WRITTEN REQUEST> Repeat each record exactly. Any picture gets left out.

MATERIAL FOR THIS TASK>
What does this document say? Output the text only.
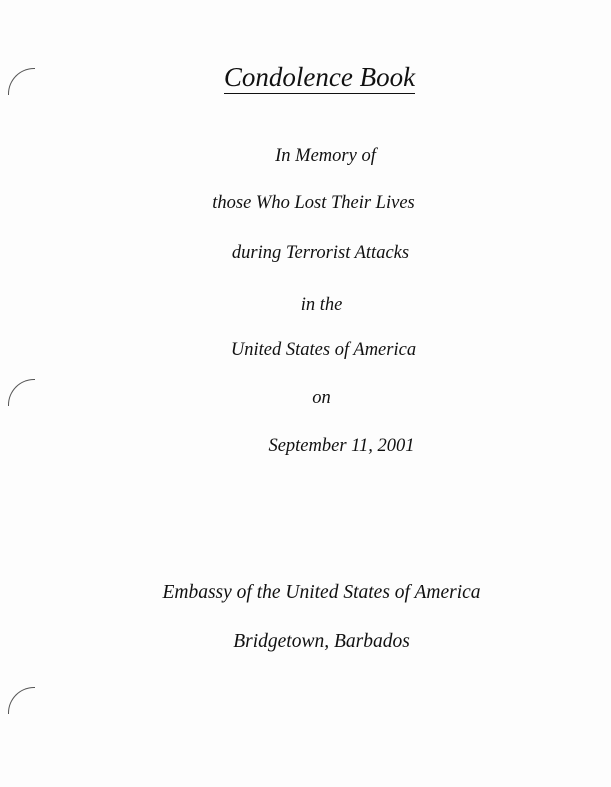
Condolence Book
In Memory of
those Who Lost Their Lives
during Terrorist Attacks
in the
United States of America
on
September 11, 2001
Embassy of the United States of America
Bridgetown, Barbados
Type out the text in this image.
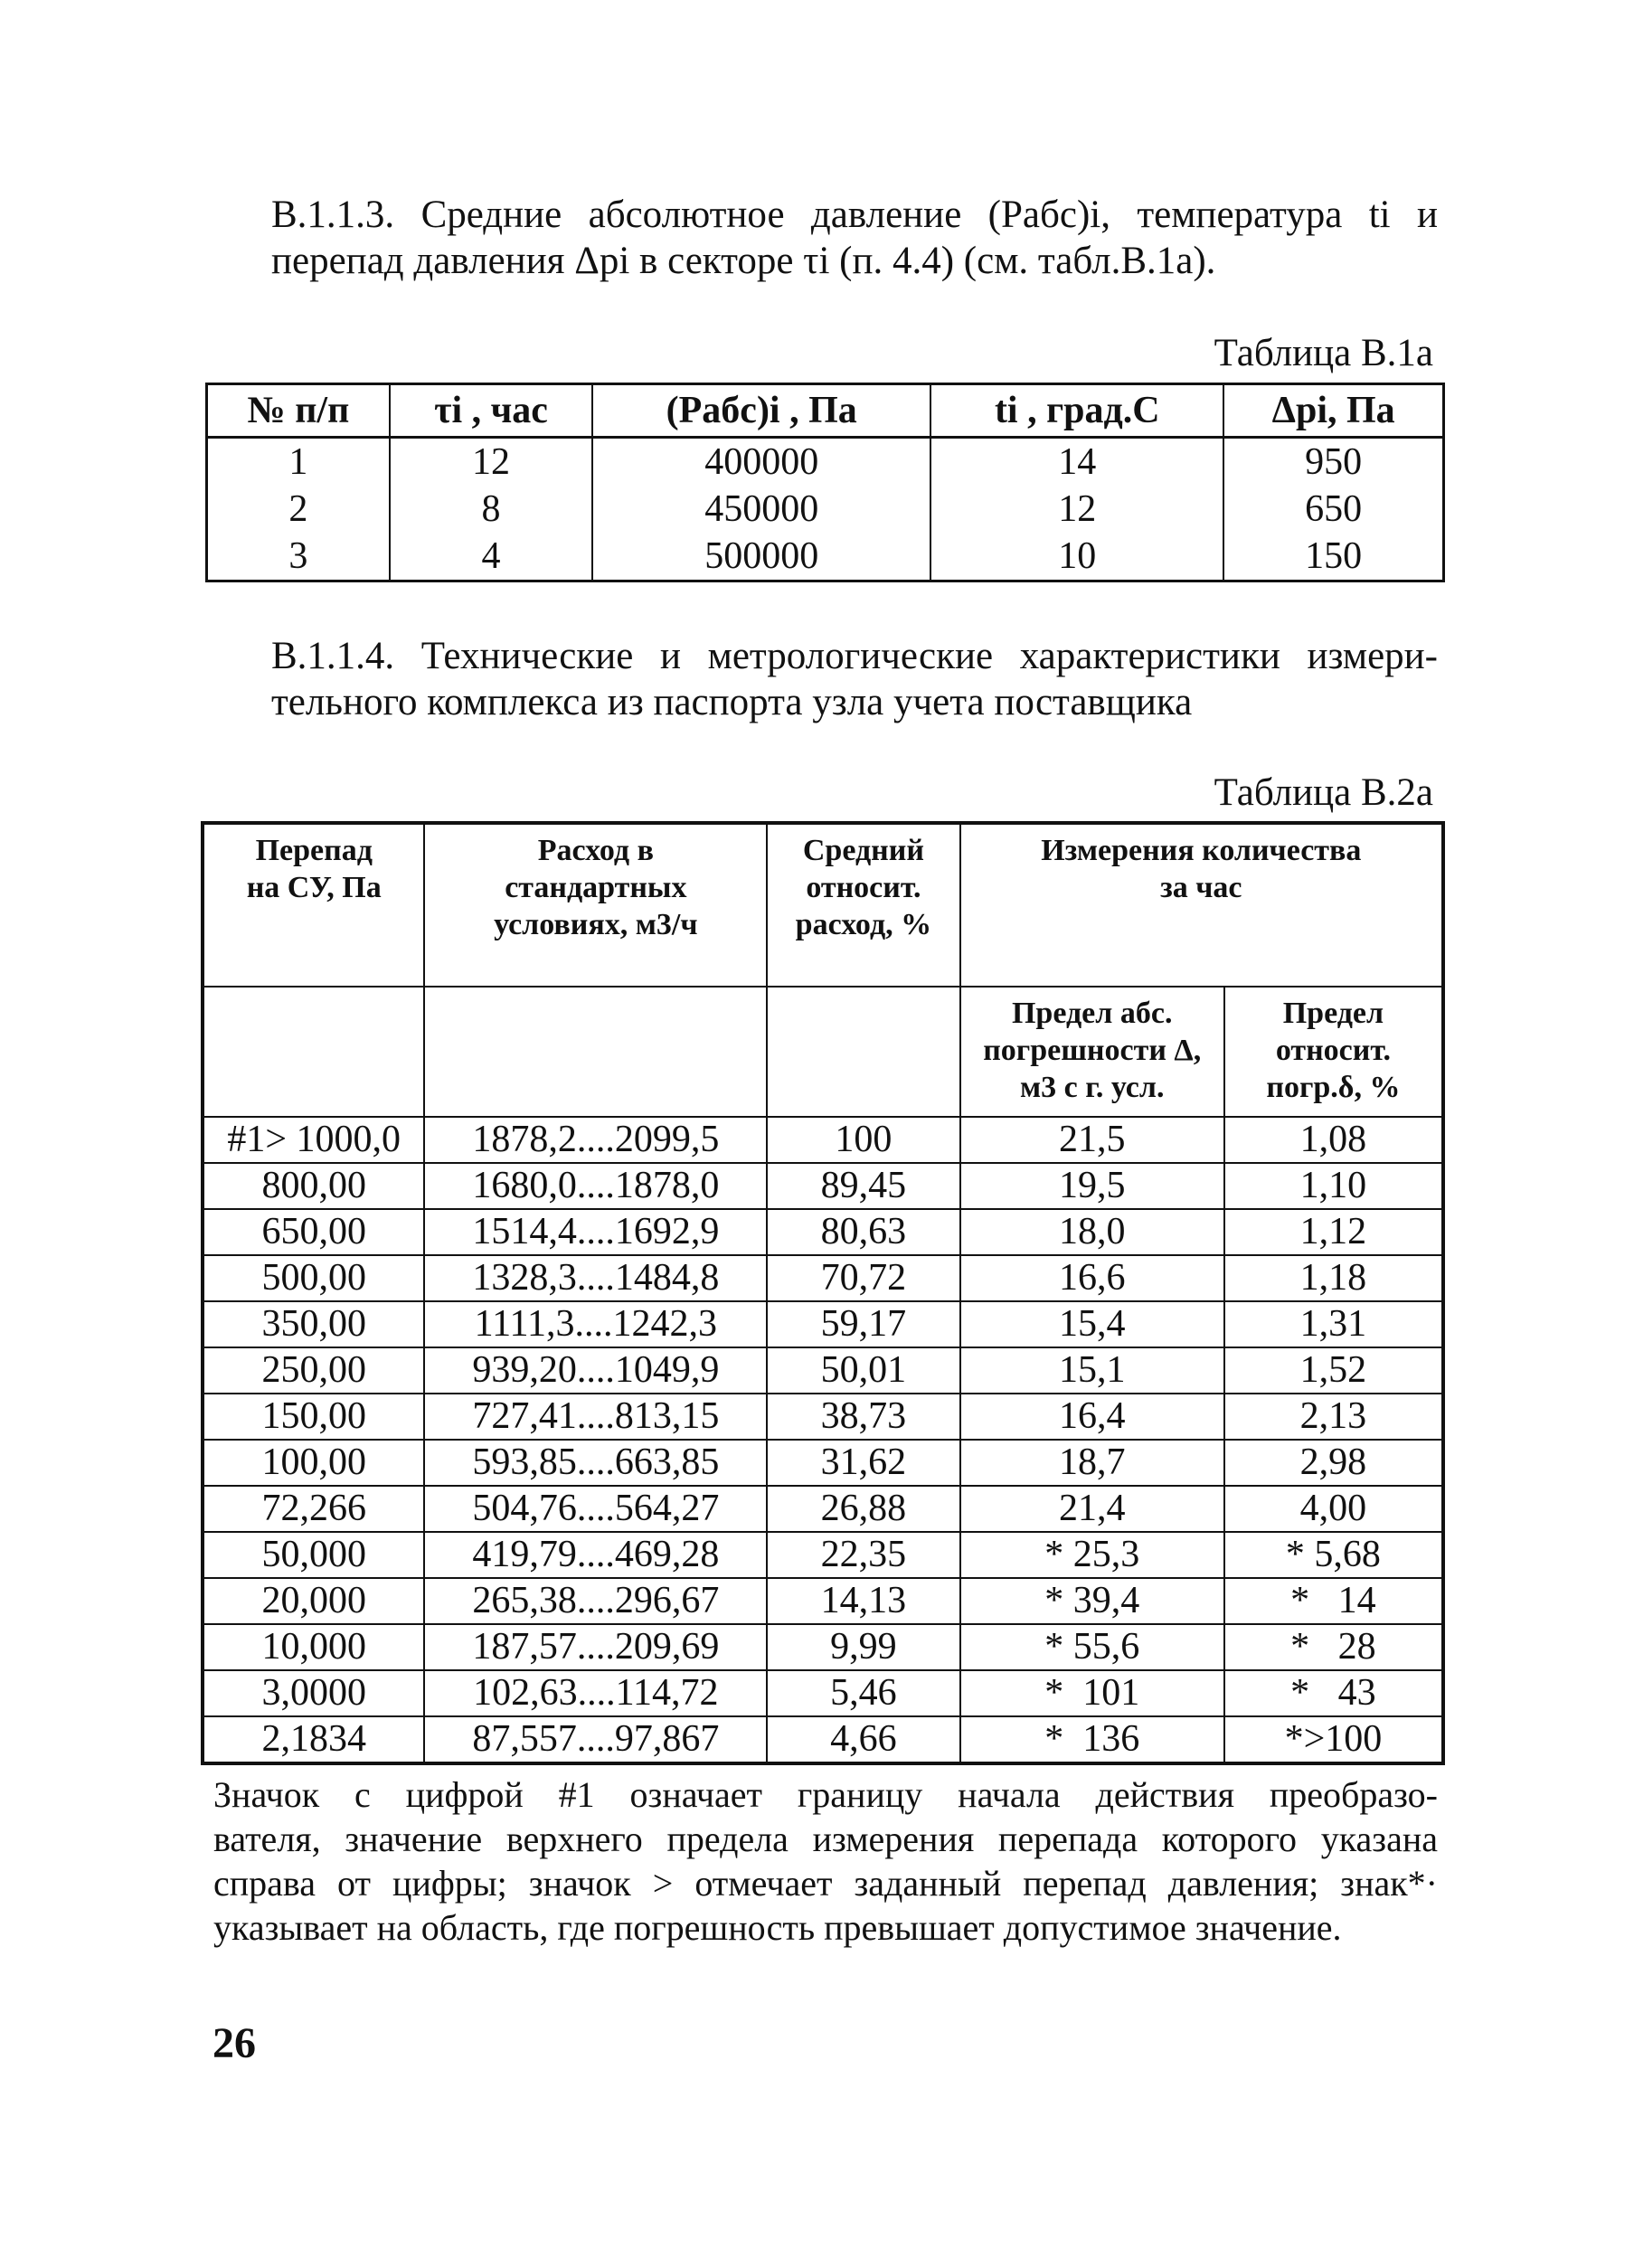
В.1.1.3. Средние абсолютное давление (Pабс)i, температура ti и
перепад давления Δpi в секторе τi (п. 4.4) (см. табл.В.1а).
Таблица В.1а
№ п/п	τi , час	(Pабс)i , Па	ti , град.С	Δpi, Па
1	12	400000	14	950
2	8	450000	12	650
3	4	500000	10	150
В.1.1.4. Технические и метрологические характеристики измери-
тельного комплекса из паспорта узла учета поставщика
Таблица В.2а
Перепад на СУ, Па	Расход в стандартных условиях, м3/ч	Средний относит. расход, %	Измерения количества за час	
			Предел абс. погрешности Δ, м3 с г. усл.	Предел относит. погр.δ, %
#1> 1000,0	1878,2....2099,5	100	21,5	1,08
800,00	1680,0....1878,0	89,45	19,5	1,10
650,00	1514,4....1692,9	80,63	18,0	1,12
500,00	1328,3....1484,8	70,72	16,6	1,18
350,00	1111,3....1242,3	59,17	15,4	1,31
250,00	939,20....1049,9	50,01	15,1	1,52
150,00	727,41....813,15	38,73	16,4	2,13
100,00	593,85....663,85	31,62	18,7	2,98
72,266	504,76....564,27	26,88	21,4	4,00
50,000	419,79....469,28	22,35	* 25,3	* 5,68
20,000	265,38....296,67	14,13	* 39,4	*   14
10,000	187,57....209,69	9,99	* 55,6	*   28
3,0000	102,63....114,72	5,46	*  101	*   43
2,1834	87,557....97,867	4,66	*  136	*>100
Значок с цифрой #1 означает границу начала действия преобразо-
вателя, значение верхнего предела измерения перепада которого указана
справа от цифры; значок > отмечает заданный перепад давления; знак*·
указывает на область, где погрешность превышает допустимое значение.
26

FINISHED ANSWER>
What does this document say? Output the text only.
Condolence Book
In Memory of
those Who Lost Their Lives
during Terrorist Attacks
in the
United States of America
on
September 11, 2001
Embassy of the United States of America
Bridgetown, Barbados
Type out the text in this image.
В.1.1.3. Средние абсолютное давление (Pабс)i, температура ti и
перепад давления Δpi в секторе τi (п. 4.4) (см. табл.В.1а).
Таблица В.1а
№ п/п	τi , час	(Pабс)i , Па	ti , град.С	Δpi, Па
1	12	400000	14	950
2	8	450000	12	650
3	4	500000	10	150
В.1.1.4. Технические и метрологические характеристики измери-
тельного комплекса из паспорта узла учета поставщика
Таблица В.2а
Перепад на СУ, Па	Расход в стандартных условиях, м3/ч	Средний относит. расход, %	Измерения количества за час	
			Предел абс. погрешности Δ, м3 с г. усл.	Предел относит. погр.δ, %
#1> 1000,0	1878,2....2099,5	100	21,5	1,08
800,00	1680,0....1878,0	89,45	19,5	1,10
650,00	1514,4....1692,9	80,63	18,0	1,12
500,00	1328,3....1484,8	70,72	16,6	1,18
350,00	1111,3....1242,3	59,17	15,4	1,31
250,00	939,20....1049,9	50,01	15,1	1,52
150,00	727,41....813,15	38,73	16,4	2,13
100,00	593,85....663,85	31,62	18,7	2,98
72,266	504,76....564,27	26,88	21,4	4,00
50,000	419,79....469,28	22,35	* 25,3	* 5,68
20,000	265,38....296,67	14,13	* 39,4	*   14
10,000	187,57....209,69	9,99	* 55,6	*   28
3,0000	102,63....114,72	5,46	*  101	*   43
2,1834	87,557....97,867	4,66	*  136	*>100
Значок с цифрой #1 означает границу начала действия преобразо-
вателя, значение верхнего предела измерения перепада которого указана
справа от цифры; значок > отмечает заданный перепад давления; знак*·
указывает на область, где погрешность превышает допустимое значение.
26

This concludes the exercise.